*What is expected*:
Give only the number of lines in these records that contain the word "Calorías".

[Start Supplied information]

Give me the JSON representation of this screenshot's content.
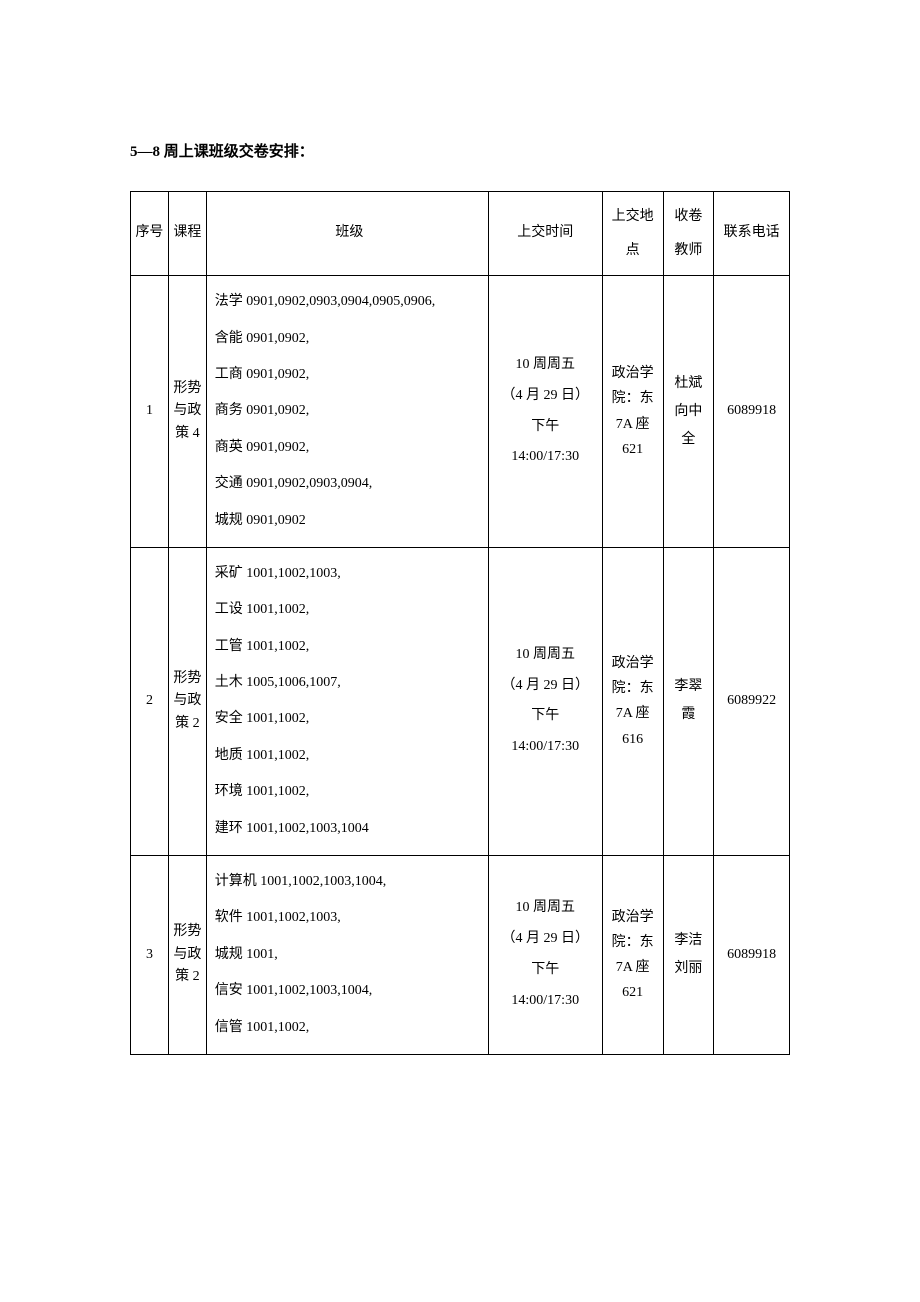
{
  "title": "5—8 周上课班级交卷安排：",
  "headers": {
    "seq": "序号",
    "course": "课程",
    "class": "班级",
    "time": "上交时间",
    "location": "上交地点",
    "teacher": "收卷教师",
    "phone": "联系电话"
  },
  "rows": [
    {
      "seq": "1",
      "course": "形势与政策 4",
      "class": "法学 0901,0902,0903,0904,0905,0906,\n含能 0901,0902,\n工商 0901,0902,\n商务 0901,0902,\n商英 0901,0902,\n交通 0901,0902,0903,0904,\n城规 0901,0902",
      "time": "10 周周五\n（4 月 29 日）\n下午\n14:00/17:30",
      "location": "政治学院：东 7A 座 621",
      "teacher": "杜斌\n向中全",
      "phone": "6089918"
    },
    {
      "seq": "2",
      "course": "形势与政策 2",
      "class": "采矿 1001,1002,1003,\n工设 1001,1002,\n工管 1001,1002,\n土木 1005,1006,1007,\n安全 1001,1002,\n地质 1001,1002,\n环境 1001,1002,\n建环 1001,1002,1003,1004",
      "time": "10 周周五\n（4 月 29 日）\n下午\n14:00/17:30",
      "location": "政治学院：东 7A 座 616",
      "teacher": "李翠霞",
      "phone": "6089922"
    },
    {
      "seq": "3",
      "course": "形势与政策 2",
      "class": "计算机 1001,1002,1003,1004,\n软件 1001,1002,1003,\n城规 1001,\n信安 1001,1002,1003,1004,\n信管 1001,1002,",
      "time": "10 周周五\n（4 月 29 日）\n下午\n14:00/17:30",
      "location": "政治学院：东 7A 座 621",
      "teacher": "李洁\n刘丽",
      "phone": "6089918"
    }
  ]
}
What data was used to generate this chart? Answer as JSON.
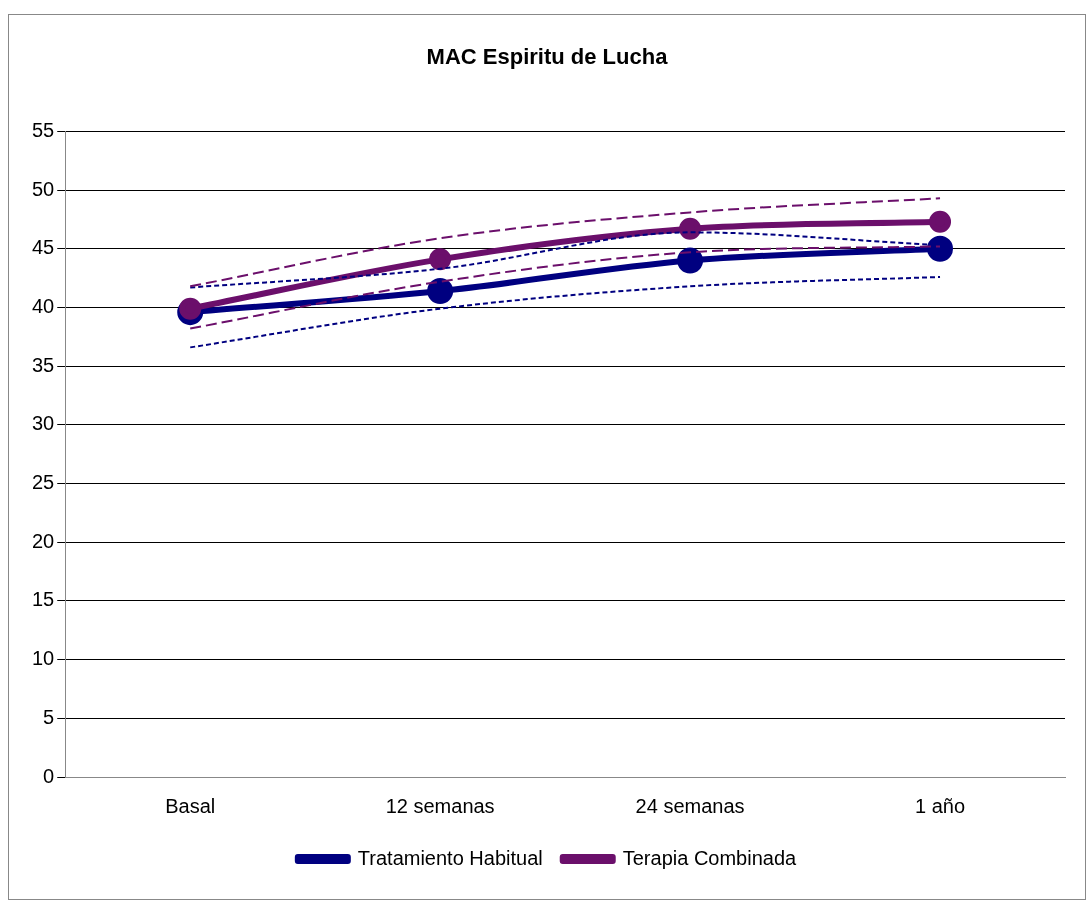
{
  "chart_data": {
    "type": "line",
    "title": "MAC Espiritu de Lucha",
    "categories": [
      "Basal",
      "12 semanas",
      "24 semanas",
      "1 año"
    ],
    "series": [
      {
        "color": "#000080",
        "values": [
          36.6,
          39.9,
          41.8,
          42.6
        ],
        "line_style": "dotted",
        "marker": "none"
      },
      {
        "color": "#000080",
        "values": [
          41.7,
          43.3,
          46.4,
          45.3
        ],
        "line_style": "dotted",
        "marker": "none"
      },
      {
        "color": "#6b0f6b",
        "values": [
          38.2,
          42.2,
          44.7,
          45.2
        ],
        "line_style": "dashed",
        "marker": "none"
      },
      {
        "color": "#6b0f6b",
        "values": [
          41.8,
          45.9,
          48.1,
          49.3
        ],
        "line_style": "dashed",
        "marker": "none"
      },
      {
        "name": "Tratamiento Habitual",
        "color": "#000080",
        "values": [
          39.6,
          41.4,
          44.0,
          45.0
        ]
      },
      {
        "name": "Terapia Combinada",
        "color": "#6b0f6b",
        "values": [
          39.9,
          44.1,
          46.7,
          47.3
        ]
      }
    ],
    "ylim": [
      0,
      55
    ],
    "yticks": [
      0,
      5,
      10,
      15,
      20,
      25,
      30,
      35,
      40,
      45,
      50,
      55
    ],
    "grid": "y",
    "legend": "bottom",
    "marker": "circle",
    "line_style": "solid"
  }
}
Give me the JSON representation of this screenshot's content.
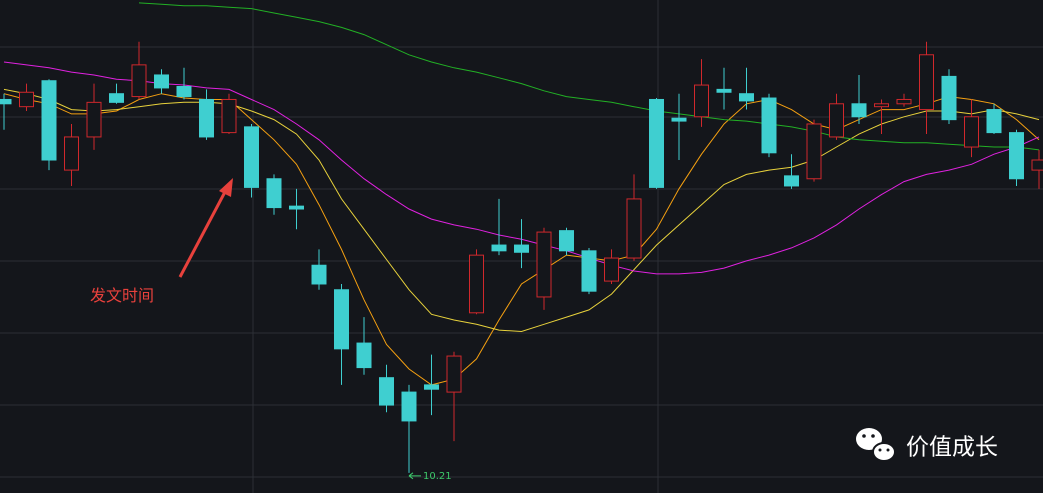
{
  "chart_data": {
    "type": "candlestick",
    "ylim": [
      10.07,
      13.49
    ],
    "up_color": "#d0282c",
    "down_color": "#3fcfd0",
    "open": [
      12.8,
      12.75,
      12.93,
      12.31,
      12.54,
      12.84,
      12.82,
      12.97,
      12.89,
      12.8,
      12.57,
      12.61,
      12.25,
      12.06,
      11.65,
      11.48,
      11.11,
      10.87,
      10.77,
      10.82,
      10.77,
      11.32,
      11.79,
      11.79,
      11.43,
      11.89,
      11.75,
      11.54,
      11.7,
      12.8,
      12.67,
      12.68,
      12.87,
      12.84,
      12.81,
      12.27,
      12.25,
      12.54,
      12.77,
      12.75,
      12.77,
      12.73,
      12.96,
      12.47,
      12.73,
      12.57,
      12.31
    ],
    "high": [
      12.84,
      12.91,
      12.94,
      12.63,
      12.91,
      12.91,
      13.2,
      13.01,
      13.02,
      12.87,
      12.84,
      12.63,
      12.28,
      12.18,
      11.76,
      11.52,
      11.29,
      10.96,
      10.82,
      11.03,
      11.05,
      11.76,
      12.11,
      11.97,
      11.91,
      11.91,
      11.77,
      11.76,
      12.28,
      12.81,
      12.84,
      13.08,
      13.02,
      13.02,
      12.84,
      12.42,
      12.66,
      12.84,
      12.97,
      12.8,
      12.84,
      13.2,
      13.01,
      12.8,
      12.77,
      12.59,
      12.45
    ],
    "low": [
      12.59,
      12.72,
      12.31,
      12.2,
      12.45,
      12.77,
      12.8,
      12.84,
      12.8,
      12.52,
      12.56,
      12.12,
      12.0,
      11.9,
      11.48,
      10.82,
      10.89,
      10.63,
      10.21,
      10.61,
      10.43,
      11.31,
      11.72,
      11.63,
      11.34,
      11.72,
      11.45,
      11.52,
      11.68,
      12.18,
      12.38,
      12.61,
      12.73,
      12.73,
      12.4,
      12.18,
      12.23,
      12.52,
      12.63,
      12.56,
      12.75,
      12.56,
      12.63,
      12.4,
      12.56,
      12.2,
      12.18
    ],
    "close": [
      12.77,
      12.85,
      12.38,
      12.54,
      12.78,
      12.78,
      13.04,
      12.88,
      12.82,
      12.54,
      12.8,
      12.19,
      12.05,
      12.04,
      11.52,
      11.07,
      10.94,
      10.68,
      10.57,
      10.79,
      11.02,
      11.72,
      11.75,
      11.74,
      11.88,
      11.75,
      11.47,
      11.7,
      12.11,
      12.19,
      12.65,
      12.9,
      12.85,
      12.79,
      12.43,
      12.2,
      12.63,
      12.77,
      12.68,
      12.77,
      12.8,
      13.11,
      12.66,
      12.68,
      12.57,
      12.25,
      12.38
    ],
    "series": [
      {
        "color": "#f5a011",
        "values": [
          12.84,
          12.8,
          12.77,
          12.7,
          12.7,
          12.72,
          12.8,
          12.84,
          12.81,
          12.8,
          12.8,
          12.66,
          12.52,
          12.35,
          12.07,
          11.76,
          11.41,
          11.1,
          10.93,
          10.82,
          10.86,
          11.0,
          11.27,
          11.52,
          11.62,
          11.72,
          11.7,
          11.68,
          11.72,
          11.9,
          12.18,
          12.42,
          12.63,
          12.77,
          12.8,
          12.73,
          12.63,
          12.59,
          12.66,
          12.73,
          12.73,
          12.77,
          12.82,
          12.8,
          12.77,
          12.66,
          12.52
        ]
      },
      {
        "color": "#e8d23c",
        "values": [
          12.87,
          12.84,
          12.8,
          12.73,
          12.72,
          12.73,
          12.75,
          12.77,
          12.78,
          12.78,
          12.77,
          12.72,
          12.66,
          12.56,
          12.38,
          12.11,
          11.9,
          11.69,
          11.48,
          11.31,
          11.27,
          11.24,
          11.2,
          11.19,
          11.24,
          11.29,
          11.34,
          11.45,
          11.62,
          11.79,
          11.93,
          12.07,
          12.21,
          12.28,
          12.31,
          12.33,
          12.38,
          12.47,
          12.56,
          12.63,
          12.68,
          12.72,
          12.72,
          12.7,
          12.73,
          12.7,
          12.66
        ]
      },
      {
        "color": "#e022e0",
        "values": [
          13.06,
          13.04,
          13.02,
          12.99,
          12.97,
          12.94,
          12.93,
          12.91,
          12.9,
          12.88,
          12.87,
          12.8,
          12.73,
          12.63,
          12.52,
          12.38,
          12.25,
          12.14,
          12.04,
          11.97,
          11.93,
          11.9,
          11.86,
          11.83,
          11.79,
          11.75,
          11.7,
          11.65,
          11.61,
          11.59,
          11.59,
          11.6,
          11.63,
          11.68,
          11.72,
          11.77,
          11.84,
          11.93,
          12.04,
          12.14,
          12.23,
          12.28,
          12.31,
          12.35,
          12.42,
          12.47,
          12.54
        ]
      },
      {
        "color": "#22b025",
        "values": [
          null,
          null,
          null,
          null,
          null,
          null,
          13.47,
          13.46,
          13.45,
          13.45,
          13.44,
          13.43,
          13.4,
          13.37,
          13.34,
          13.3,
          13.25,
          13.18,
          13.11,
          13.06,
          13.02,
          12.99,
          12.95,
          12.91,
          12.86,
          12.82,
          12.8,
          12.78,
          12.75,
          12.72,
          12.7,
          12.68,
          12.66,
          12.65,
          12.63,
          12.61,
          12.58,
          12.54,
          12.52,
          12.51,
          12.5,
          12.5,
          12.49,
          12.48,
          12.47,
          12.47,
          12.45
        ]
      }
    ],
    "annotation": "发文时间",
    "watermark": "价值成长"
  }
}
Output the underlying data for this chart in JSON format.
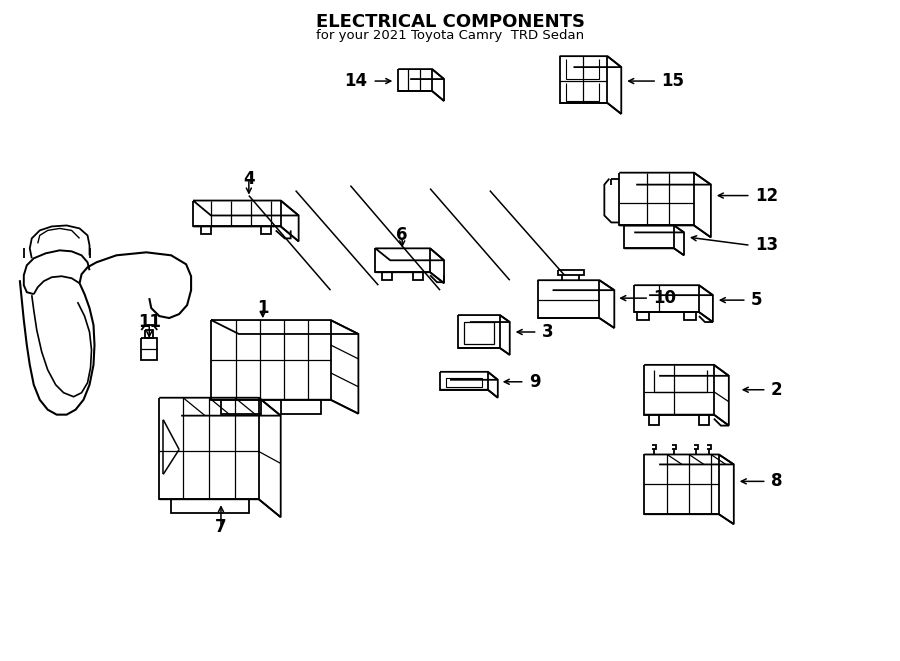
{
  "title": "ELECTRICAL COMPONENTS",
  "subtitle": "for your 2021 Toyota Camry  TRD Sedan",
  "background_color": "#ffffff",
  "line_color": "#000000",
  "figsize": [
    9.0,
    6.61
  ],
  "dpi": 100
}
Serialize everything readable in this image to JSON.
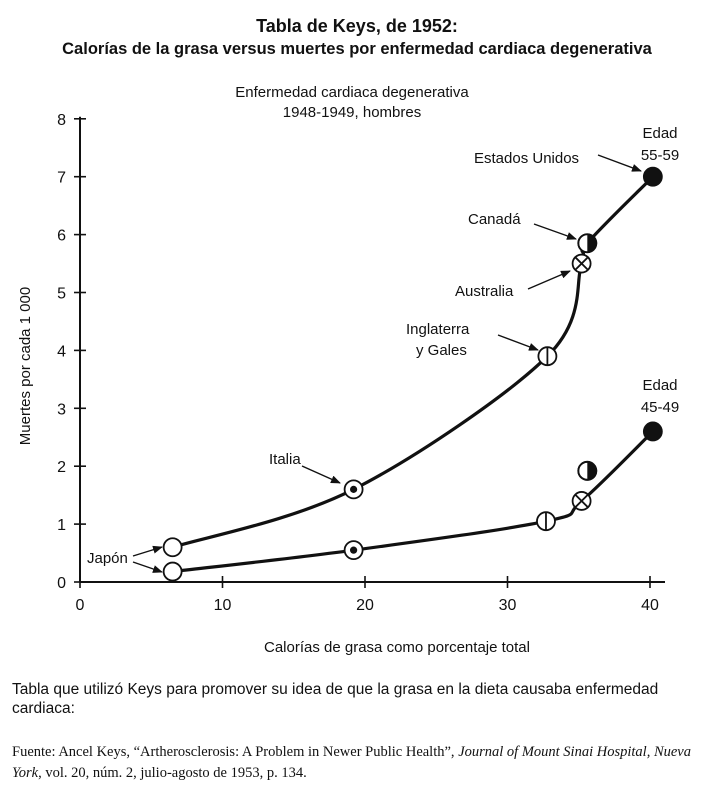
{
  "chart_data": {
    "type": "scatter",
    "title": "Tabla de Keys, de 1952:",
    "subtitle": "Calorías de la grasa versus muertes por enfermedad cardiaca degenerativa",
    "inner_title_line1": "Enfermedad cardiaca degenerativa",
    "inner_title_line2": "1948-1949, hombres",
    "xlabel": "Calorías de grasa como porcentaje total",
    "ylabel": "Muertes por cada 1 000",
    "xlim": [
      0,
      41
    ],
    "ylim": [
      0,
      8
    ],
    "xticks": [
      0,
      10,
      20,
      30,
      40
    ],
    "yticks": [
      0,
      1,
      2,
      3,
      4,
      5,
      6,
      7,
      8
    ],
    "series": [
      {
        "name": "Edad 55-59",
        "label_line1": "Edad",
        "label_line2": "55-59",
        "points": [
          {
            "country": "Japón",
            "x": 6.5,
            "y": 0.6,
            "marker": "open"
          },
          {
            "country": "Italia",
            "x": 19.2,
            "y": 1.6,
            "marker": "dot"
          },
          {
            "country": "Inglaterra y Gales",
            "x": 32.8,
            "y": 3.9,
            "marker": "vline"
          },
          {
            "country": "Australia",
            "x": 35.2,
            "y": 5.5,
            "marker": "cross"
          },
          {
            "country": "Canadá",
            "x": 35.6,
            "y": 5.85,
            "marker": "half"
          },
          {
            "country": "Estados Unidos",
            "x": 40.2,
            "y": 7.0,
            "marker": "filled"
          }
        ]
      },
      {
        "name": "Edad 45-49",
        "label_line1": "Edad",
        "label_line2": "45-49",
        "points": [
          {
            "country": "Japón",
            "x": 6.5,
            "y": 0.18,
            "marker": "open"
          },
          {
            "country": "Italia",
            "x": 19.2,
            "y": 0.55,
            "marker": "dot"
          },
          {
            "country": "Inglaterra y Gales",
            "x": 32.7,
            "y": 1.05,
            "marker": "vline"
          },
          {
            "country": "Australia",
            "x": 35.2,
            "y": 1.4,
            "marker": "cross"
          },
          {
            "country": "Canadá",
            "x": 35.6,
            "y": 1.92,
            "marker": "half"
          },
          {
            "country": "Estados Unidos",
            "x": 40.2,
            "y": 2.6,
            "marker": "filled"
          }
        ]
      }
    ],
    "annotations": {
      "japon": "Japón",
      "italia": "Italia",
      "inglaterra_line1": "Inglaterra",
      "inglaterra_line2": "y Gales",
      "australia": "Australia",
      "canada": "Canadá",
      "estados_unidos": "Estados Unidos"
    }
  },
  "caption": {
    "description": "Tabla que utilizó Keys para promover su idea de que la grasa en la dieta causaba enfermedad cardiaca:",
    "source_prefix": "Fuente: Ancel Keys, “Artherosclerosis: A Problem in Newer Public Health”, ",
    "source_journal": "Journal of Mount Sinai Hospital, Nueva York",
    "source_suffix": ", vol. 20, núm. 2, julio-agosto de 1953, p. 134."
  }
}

[End Supplied information]

*Complete output*:
2